• **Dataset records**

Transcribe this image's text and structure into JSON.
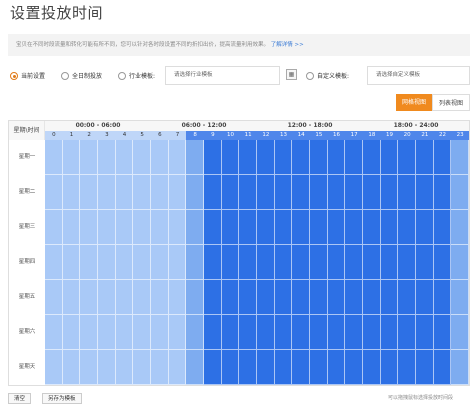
{
  "title": "设置投放时间",
  "tip": {
    "text": "宝贝在不同时段流量和转化可能有所不同，您可以针对各时段设置不同的折扣出价，提高流量利用效果。",
    "link": "了解详情 >>"
  },
  "options": {
    "current": "当前设置",
    "allday": "全日制投放",
    "industry": "行业模板:",
    "industry_placeholder": "请选择行业模板",
    "custom": "自定义模板:",
    "custom_placeholder": "请选择自定义模板",
    "calendar_icon": "calendar-icon",
    "selected": "current"
  },
  "view_tabs": {
    "grid": "网格视图",
    "list": "列表视图",
    "active": "grid"
  },
  "grid": {
    "corner": "星期\\时间",
    "blocks": [
      "00:00 - 06:00",
      "06:00 - 12:00",
      "12:00 - 18:00",
      "18:00 - 24:00"
    ],
    "hours": [
      "0",
      "1",
      "2",
      "3",
      "4",
      "5",
      "6",
      "7",
      "8",
      "9",
      "10",
      "11",
      "12",
      "13",
      "14",
      "15",
      "16",
      "17",
      "18",
      "19",
      "20",
      "21",
      "22",
      "23"
    ],
    "days": [
      "星期一",
      "星期二",
      "星期三",
      "星期四",
      "星期五",
      "星期六",
      "星期天"
    ],
    "hour_levels": [
      "light",
      "light",
      "light",
      "light",
      "light",
      "light",
      "light",
      "light",
      "mid",
      "dark",
      "dark",
      "dark",
      "dark",
      "dark",
      "dark",
      "dark",
      "dark",
      "dark",
      "dark",
      "dark",
      "dark",
      "dark",
      "dark",
      "mid"
    ],
    "colors": {
      "light": "#a9c9f7",
      "mid": "#7eacf0",
      "dark": "#2d70e5",
      "header_light": "#bfd6f8",
      "header_dark": "#4f86ea"
    }
  },
  "footer": {
    "clear": "清空",
    "save_template": "另存为模板",
    "hint": "可以拖拽鼠标选择投放时间段"
  }
}
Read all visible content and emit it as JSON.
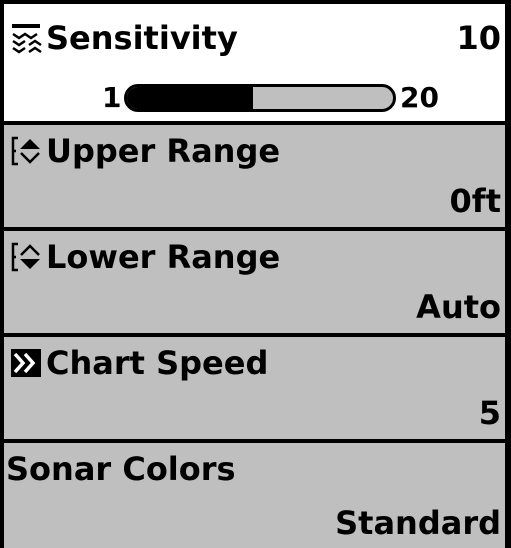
{
  "menu": {
    "sensitivity": {
      "icon": "sensitivity-icon",
      "label": "Sensitivity",
      "value": "10",
      "slider": {
        "min": "1",
        "max": "20",
        "level": 10
      }
    },
    "upper_range": {
      "icon": "range-arrows-icon",
      "label": "Upper Range",
      "value": "0ft"
    },
    "lower_range": {
      "icon": "range-arrows-icon",
      "label": "Lower Range",
      "value": "Auto"
    },
    "chart_speed": {
      "icon": "chart-speed-icon",
      "label": "Chart Speed",
      "value": "5"
    },
    "sonar_colors": {
      "label": "Sonar Colors",
      "value": "Standard"
    }
  },
  "colors": {
    "selected_bg": "#ffffff",
    "unselected_bg": "#bfbfbf",
    "border": "#000000"
  }
}
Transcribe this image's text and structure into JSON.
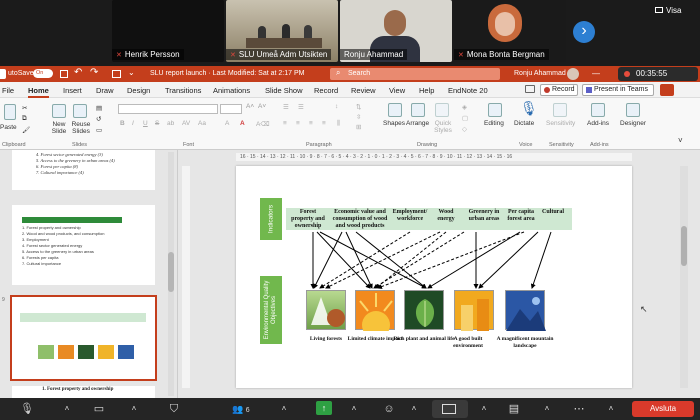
{
  "meeting": {
    "participants": [
      {
        "name": "Henrik Persson",
        "muted": true
      },
      {
        "name": "SLU Umeå Adm Utsikten",
        "muted": true
      },
      {
        "name": "Ronju Ahammad",
        "muted": false
      },
      {
        "name": "Mona Bonta Bergman",
        "muted": true
      }
    ],
    "visa_label": "Visa",
    "next_arrow": "›",
    "timer": "00:35:55",
    "people_count": "6",
    "leave_label": "Avsluta"
  },
  "ppt": {
    "autosave": "utoSave",
    "autosave_state": "On",
    "doc_title": "SLU report launch  ·  Last Modified: Sat at 2:17 PM",
    "search_placeholder": "Search",
    "user_name": "Ronju Ahammad",
    "tabs": [
      "File",
      "Home",
      "Insert",
      "Draw",
      "Design",
      "Transitions",
      "Animations",
      "Slide Show",
      "Record",
      "Review",
      "View",
      "Help",
      "EndNote 20"
    ],
    "active_tab": "Home",
    "record_btn": "Record",
    "present_btn": "Present in Teams",
    "ribbon_buttons": {
      "paste": "Paste",
      "new_slide": "New Slide",
      "reuse_slides": "Reuse Slides",
      "shapes": "Shapes",
      "arrange": "Arrange",
      "quick_styles": "Quick Styles",
      "editing": "Editing",
      "dictate": "Dictate",
      "sensitivity": "Sensitivity",
      "addins": "Add-ins",
      "designer": "Designer"
    },
    "groups": [
      "Clipboard",
      "Slides",
      "Font",
      "Paragraph",
      "Drawing",
      "Voice",
      "Sensitivity",
      "Add-ins"
    ]
  },
  "thumbs": {
    "top_items": [
      "4. Forest sector generated energy (3)",
      "5. Access to the greenery in urban areas (4)",
      "6. Forest per capita (8)",
      "7. Cultural importance (4)"
    ],
    "list_items": [
      "1. Forest property and ownership",
      "2. Wood and wood products, and consumption",
      "3. Employment",
      "4. Forest sector generated energy",
      "5. Access to the greenery in urban areas",
      "6. Forests per capita",
      "7. Cultural importance"
    ],
    "bottom_caption": "1. Forest property and ownership"
  },
  "slide": {
    "indicators_label": "Indicators",
    "objectives_label": "Environmental Quality Objectives",
    "indicators": [
      "Forest property and ownership",
      "Economic value and consumption of wood and wood products",
      "Employment/ workforce",
      "Wood energy",
      "Greenery in urban areas",
      "Per capita forest area",
      "Cultural"
    ],
    "objectives": [
      "Living forests",
      "Limited climate impact",
      "Rich plant and animal life",
      "A good built environment",
      "A magnificent mountain landscape"
    ]
  },
  "ruler": "16 · 15 · 14 · 13 · 12 · 11 · 10 · 9 · 8 · 7 · 6 · 5 · 4 · 3 · 2 · 1 · 0 · 1 · 2 · 3 · 4 · 5 · 6 · 7 · 8 · 9 · 10 · 11 · 12 · 13 · 14 · 15 · 16"
}
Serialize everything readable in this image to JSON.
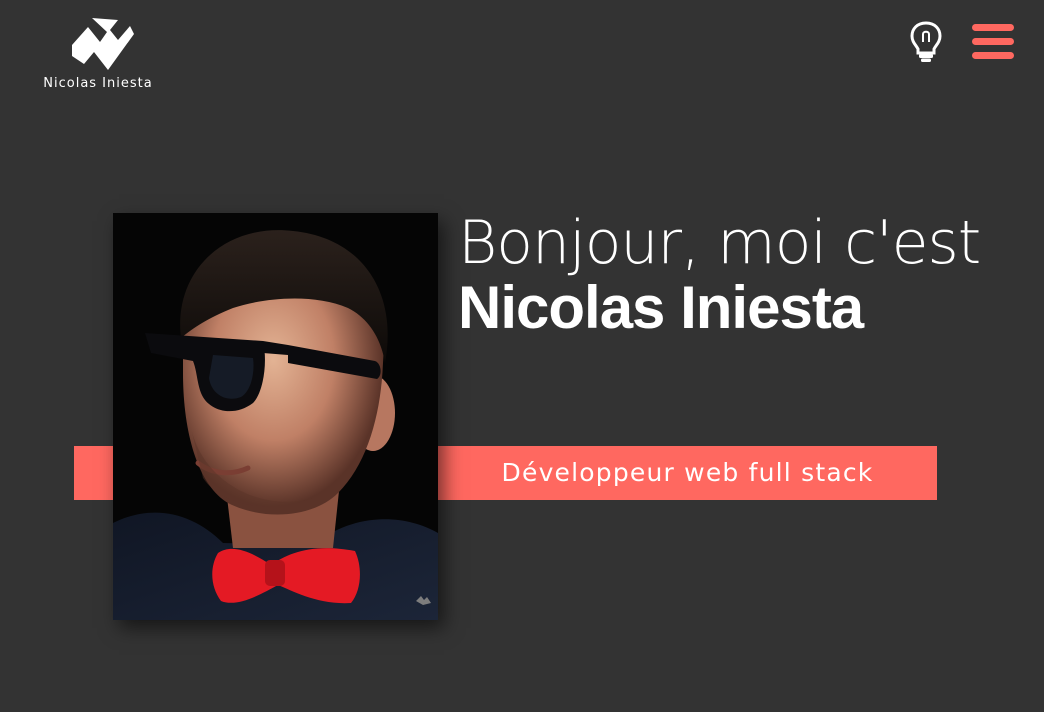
{
  "header": {
    "logo_text": "Nicolas Iniesta",
    "theme_toggle_icon": "lightbulb-icon",
    "menu_icon": "hamburger-menu-icon"
  },
  "hero": {
    "greeting": "Bonjour, moi c'est",
    "name": "Nicolas Iniesta",
    "job_title": "Développeur web full stack",
    "photo": "portrait-photo"
  },
  "colors": {
    "background": "#333333",
    "accent": "#ff6860",
    "text": "#ffffff"
  }
}
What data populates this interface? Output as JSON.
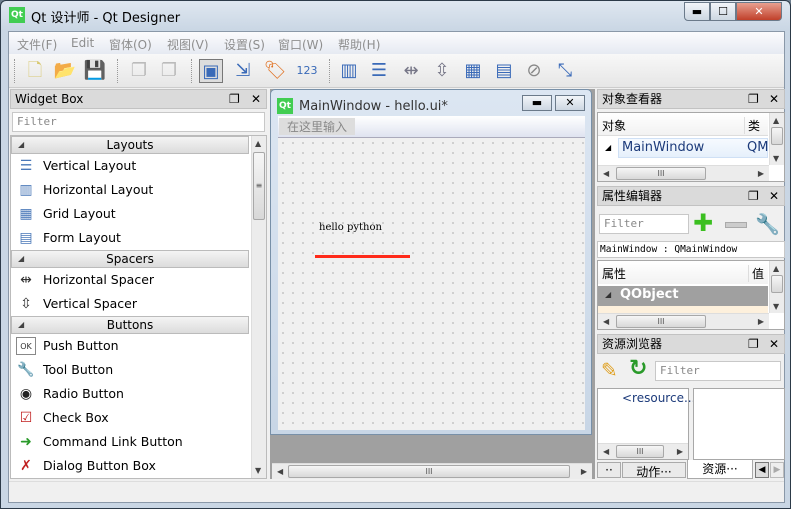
{
  "window": {
    "title": "Qt 设计师 - Qt Designer",
    "logo": "Qt",
    "min": "▬",
    "max": "☐",
    "close": "✕"
  },
  "menubar": [
    "文件(F)",
    "Edit",
    "窗体(O)",
    "视图(V)",
    "设置(S)",
    "窗口(W)",
    "帮助(H)"
  ],
  "toolbar": {
    "icons": [
      "new-file-icon",
      "open-folder-icon",
      "save-icon",
      "copy-icon",
      "paste-icon",
      "edit-widgets-icon",
      "edit-signals-icon",
      "edit-buddies-icon",
      "edit-tab-order-icon",
      "layout-horizontal-icon",
      "layout-vertical-icon",
      "layout-splitter-h-icon",
      "layout-splitter-v-icon",
      "layout-grid-icon",
      "layout-form-icon",
      "break-layout-icon",
      "adjust-size-icon"
    ]
  },
  "widget_box": {
    "title": "Widget Box",
    "filter_placeholder": "Filter",
    "categories": [
      {
        "label": "Layouts",
        "items": [
          "Vertical Layout",
          "Horizontal Layout",
          "Grid Layout",
          "Form Layout"
        ]
      },
      {
        "label": "Spacers",
        "items": [
          "Horizontal Spacer",
          "Vertical Spacer"
        ]
      },
      {
        "label": "Buttons",
        "items": [
          "Push Button",
          "Tool Button",
          "Radio Button",
          "Check Box",
          "Command Link Button",
          "Dialog Button Box"
        ]
      }
    ]
  },
  "form": {
    "title": "MainWindow - hello.ui*",
    "logo": "Qt",
    "menu_placeholder": "在这里输入",
    "label": "hello python",
    "line_color": "#ff2a1a"
  },
  "object_inspector": {
    "title": "对象查看器",
    "col_object": "对象",
    "col_class": "类",
    "rows": [
      {
        "name": "MainWindow",
        "class": "QM"
      }
    ]
  },
  "property_editor": {
    "title": "属性编辑器",
    "filter_placeholder": "Filter",
    "object_label": "MainWindow : QMainWindow",
    "col_property": "属性",
    "col_value": "值",
    "group": "QObject"
  },
  "resource_browser": {
    "title": "资源浏览器",
    "filter_placeholder": "Filter",
    "root": "<resource..."
  },
  "bottom_tabs": [
    "··",
    "动作···",
    "资源···"
  ]
}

• **Work to do**
Scan the entries above. Copy each line that has the string "Cultural".

• **Solution for this problem**
      "7. Cultural importance (4)"
      "7. Cultural importance"
      "Cultural"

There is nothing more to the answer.